* _Given exercise_:
Your task is to output all the records below, word for word.

## start Material to process

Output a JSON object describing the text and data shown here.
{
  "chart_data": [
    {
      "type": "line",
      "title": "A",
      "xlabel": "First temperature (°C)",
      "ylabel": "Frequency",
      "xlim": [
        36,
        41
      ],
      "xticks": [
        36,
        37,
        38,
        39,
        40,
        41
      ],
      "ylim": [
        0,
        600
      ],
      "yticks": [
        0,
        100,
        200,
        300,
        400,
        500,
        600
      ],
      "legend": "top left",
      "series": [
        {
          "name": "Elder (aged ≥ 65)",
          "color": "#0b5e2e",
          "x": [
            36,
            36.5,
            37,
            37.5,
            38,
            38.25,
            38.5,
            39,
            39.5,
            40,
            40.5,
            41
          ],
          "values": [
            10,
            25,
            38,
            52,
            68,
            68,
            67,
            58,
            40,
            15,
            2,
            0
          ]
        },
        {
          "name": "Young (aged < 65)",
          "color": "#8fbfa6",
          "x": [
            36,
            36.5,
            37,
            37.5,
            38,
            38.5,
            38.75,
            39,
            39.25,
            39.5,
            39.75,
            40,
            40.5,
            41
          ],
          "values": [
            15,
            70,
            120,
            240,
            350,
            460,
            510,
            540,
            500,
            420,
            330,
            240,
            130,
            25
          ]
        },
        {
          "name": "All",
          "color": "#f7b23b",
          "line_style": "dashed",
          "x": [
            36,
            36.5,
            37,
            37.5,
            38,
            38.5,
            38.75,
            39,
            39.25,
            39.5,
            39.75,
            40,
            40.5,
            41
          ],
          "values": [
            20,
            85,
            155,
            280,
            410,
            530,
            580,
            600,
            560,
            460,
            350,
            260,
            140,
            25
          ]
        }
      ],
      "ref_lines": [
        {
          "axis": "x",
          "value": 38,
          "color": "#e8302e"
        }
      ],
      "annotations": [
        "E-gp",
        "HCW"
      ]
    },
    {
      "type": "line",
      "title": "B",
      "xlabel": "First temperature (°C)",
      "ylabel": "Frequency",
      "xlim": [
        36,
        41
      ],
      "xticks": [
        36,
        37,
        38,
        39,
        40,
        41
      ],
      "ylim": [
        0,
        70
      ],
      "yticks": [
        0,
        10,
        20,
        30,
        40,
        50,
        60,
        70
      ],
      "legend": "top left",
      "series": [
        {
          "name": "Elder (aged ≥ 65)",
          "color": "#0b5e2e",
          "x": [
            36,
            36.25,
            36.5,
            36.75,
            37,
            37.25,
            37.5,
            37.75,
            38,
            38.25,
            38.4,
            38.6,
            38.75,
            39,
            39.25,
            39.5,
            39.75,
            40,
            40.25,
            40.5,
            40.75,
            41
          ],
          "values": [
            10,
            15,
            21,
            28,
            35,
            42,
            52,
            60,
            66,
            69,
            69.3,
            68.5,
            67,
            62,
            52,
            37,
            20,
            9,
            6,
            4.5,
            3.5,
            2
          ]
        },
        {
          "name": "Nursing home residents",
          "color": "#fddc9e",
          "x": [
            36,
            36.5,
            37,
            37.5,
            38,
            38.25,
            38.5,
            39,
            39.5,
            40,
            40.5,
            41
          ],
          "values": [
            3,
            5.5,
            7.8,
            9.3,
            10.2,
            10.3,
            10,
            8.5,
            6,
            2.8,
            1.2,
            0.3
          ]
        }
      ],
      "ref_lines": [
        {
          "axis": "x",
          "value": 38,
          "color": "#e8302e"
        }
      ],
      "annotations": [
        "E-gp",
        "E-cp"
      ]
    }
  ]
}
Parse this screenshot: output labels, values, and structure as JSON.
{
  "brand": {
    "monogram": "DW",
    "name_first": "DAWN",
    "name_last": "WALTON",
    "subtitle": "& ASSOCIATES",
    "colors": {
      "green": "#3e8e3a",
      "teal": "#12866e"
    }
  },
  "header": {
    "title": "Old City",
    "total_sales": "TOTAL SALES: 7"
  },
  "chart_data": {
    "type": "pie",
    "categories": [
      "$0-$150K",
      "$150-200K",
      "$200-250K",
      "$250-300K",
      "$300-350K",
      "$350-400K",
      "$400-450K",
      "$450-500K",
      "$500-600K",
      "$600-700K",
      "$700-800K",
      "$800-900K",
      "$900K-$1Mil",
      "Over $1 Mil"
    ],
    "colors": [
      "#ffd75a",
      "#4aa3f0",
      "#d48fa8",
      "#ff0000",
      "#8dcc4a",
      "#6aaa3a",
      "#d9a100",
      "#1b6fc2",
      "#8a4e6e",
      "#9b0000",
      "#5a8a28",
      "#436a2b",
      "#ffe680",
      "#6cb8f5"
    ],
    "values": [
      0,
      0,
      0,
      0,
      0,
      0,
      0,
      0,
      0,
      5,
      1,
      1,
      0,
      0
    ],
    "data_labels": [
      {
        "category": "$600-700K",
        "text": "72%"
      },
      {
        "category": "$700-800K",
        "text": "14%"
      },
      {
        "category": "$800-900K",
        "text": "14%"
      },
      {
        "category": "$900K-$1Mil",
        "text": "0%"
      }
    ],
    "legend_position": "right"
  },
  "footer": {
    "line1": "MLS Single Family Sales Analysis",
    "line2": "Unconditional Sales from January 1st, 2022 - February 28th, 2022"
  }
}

## end Material to process

* _Written reply_:
Output a JSON object describing the text and data shown here.
{
  "chart_data": [
    {
      "type": "line",
      "title": "A",
      "xlabel": "First temperature (°C)",
      "ylabel": "Frequency",
      "xlim": [
        36,
        41
      ],
      "xticks": [
        36,
        37,
        38,
        39,
        40,
        41
      ],
      "ylim": [
        0,
        600
      ],
      "yticks": [
        0,
        100,
        200,
        300,
        400,
        500,
        600
      ],
      "legend": "top left",
      "series": [
        {
          "name": "Elder (aged ≥ 65)",
          "color": "#0b5e2e",
          "x": [
            36,
            36.5,
            37,
            37.5,
            38,
            38.25,
            38.5,
            39,
            39.5,
            40,
            40.5,
            41
          ],
          "values": [
            10,
            25,
            38,
            52,
            68,
            68,
            67,
            58,
            40,
            15,
            2,
            0
          ]
        },
        {
          "name": "Young (aged < 65)",
          "color": "#8fbfa6",
          "x": [
            36,
            36.5,
            37,
            37.5,
            38,
            38.5,
            38.75,
            39,
            39.25,
            39.5,
            39.75,
            40,
            40.5,
            41
          ],
          "values": [
            15,
            70,
            120,
            240,
            350,
            460,
            510,
            540,
            500,
            420,
            330,
            240,
            130,
            25
          ]
        },
        {
          "name": "All",
          "color": "#f7b23b",
          "line_style": "dashed",
          "x": [
            36,
            36.5,
            37,
            37.5,
            38,
            38.5,
            38.75,
            39,
            39.25,
            39.5,
            39.75,
            40,
            40.5,
            41
          ],
          "values": [
            20,
            85,
            155,
            280,
            410,
            530,
            580,
            600,
            560,
            460,
            350,
            260,
            140,
            25
          ]
        }
      ],
      "ref_lines": [
        {
          "axis": "x",
          "value": 38,
          "color": "#e8302e"
        }
      ],
      "annotations": [
        "E-gp",
        "HCW"
      ]
    },
    {
      "type": "line",
      "title": "B",
      "xlabel": "First temperature (°C)",
      "ylabel": "Frequency",
      "xlim": [
        36,
        41
      ],
      "xticks": [
        36,
        37,
        38,
        39,
        40,
        41
      ],
      "ylim": [
        0,
        70
      ],
      "yticks": [
        0,
        10,
        20,
        30,
        40,
        50,
        60,
        70
      ],
      "legend": "top left",
      "series": [
        {
          "name": "Elder (aged ≥ 65)",
          "color": "#0b5e2e",
          "x": [
            36,
            36.25,
            36.5,
            36.75,
            37,
            37.25,
            37.5,
            37.75,
            38,
            38.25,
            38.4,
            38.6,
            38.75,
            39,
            39.25,
            39.5,
            39.75,
            40,
            40.25,
            40.5,
            40.75,
            41
          ],
          "values": [
            10,
            15,
            21,
            28,
            35,
            42,
            52,
            60,
            66,
            69,
            69.3,
            68.5,
            67,
            62,
            52,
            37,
            20,
            9,
            6,
            4.5,
            3.5,
            2
          ]
        },
        {
          "name": "Nursing home residents",
          "color": "#fddc9e",
          "x": [
            36,
            36.5,
            37,
            37.5,
            38,
            38.25,
            38.5,
            39,
            39.5,
            40,
            40.5,
            41
          ],
          "values": [
            3,
            5.5,
            7.8,
            9.3,
            10.2,
            10.3,
            10,
            8.5,
            6,
            2.8,
            1.2,
            0.3
          ]
        }
      ],
      "ref_lines": [
        {
          "axis": "x",
          "value": 38,
          "color": "#e8302e"
        }
      ],
      "annotations": [
        "E-gp",
        "E-cp"
      ]
    }
  ]
}
Parse this screenshot: output labels, values, and structure as JSON.
{
  "brand": {
    "monogram": "DW",
    "name_first": "DAWN",
    "name_last": "WALTON",
    "subtitle": "& ASSOCIATES",
    "colors": {
      "green": "#3e8e3a",
      "teal": "#12866e"
    }
  },
  "header": {
    "title": "Old City",
    "total_sales": "TOTAL SALES: 7"
  },
  "chart_data": {
    "type": "pie",
    "categories": [
      "$0-$150K",
      "$150-200K",
      "$200-250K",
      "$250-300K",
      "$300-350K",
      "$350-400K",
      "$400-450K",
      "$450-500K",
      "$500-600K",
      "$600-700K",
      "$700-800K",
      "$800-900K",
      "$900K-$1Mil",
      "Over $1 Mil"
    ],
    "colors": [
      "#ffd75a",
      "#4aa3f0",
      "#d48fa8",
      "#ff0000",
      "#8dcc4a",
      "#6aaa3a",
      "#d9a100",
      "#1b6fc2",
      "#8a4e6e",
      "#9b0000",
      "#5a8a28",
      "#436a2b",
      "#ffe680",
      "#6cb8f5"
    ],
    "values": [
      0,
      0,
      0,
      0,
      0,
      0,
      0,
      0,
      0,
      5,
      1,
      1,
      0,
      0
    ],
    "data_labels": [
      {
        "category": "$600-700K",
        "text": "72%"
      },
      {
        "category": "$700-800K",
        "text": "14%"
      },
      {
        "category": "$800-900K",
        "text": "14%"
      },
      {
        "category": "$900K-$1Mil",
        "text": "0%"
      }
    ],
    "legend_position": "right"
  },
  "footer": {
    "line1": "MLS Single Family Sales Analysis",
    "line2": "Unconditional Sales from January 1st, 2022 - February 28th, 2022"
  }
}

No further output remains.